» JOB
Extract every line of the material that holds the string "Actual".

» EXERCISE INPUT
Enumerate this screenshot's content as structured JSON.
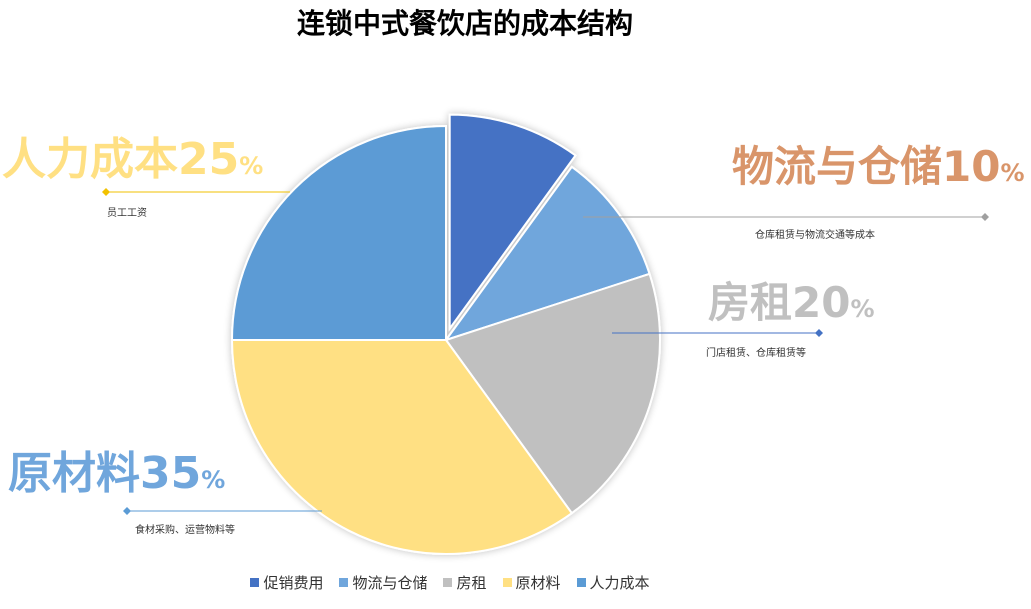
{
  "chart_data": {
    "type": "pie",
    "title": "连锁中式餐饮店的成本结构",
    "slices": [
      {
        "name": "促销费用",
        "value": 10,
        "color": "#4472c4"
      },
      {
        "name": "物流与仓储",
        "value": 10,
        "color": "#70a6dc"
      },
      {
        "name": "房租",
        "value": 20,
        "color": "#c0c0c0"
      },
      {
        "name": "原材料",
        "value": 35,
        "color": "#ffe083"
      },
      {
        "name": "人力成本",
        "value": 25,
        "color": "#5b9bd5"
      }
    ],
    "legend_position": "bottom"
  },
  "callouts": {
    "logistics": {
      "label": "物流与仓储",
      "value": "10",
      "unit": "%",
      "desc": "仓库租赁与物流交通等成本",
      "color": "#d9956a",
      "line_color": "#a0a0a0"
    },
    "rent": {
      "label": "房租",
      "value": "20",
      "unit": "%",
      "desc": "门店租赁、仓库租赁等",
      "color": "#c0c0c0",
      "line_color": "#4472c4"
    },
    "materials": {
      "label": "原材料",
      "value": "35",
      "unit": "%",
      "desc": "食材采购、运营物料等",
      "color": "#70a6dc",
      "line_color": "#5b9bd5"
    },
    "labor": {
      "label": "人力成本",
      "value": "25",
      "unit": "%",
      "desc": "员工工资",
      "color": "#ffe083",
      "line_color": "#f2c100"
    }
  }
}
* * *
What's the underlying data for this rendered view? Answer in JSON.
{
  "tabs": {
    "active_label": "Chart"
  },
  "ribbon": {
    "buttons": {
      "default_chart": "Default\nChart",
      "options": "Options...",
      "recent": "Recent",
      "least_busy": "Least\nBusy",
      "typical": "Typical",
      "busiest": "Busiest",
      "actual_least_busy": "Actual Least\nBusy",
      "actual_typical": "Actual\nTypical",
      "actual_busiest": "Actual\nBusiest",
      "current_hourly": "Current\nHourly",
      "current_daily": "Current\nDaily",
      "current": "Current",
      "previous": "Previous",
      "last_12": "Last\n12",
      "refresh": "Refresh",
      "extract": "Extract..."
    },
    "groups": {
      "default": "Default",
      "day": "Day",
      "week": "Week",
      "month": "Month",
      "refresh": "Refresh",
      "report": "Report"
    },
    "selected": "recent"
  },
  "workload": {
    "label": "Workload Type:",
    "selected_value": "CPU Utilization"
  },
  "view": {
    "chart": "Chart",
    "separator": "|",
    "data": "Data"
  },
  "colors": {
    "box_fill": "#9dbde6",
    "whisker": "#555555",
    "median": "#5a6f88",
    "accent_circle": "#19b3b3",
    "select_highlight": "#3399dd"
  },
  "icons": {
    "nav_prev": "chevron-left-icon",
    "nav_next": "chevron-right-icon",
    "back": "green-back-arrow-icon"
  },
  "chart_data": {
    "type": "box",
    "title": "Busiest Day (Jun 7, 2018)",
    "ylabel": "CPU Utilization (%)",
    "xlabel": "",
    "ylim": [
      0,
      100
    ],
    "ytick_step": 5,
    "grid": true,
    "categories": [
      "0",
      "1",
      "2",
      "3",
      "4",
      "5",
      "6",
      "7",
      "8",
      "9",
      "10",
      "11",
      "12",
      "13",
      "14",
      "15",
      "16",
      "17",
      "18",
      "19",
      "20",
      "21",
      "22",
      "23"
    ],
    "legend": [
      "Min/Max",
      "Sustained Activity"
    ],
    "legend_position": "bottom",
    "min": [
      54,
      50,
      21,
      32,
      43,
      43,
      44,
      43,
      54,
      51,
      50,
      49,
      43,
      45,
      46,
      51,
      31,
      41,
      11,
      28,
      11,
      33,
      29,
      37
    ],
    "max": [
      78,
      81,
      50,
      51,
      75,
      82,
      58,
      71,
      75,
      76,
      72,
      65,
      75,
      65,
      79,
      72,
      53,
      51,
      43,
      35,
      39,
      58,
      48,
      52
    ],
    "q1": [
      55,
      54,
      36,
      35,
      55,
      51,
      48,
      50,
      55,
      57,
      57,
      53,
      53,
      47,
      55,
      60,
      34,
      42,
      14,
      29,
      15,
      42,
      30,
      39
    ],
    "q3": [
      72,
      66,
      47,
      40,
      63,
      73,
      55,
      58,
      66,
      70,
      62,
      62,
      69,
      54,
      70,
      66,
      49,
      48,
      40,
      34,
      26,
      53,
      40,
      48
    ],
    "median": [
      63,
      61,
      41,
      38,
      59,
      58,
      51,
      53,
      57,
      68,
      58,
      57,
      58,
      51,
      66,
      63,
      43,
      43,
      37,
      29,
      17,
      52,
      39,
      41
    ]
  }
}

» EXERCISE RESULT
      "actual_least_busy": "Actual Least\nBusy",
      "actual_typical": "Actual\nTypical",
      "actual_busiest": "Actual\nBusiest",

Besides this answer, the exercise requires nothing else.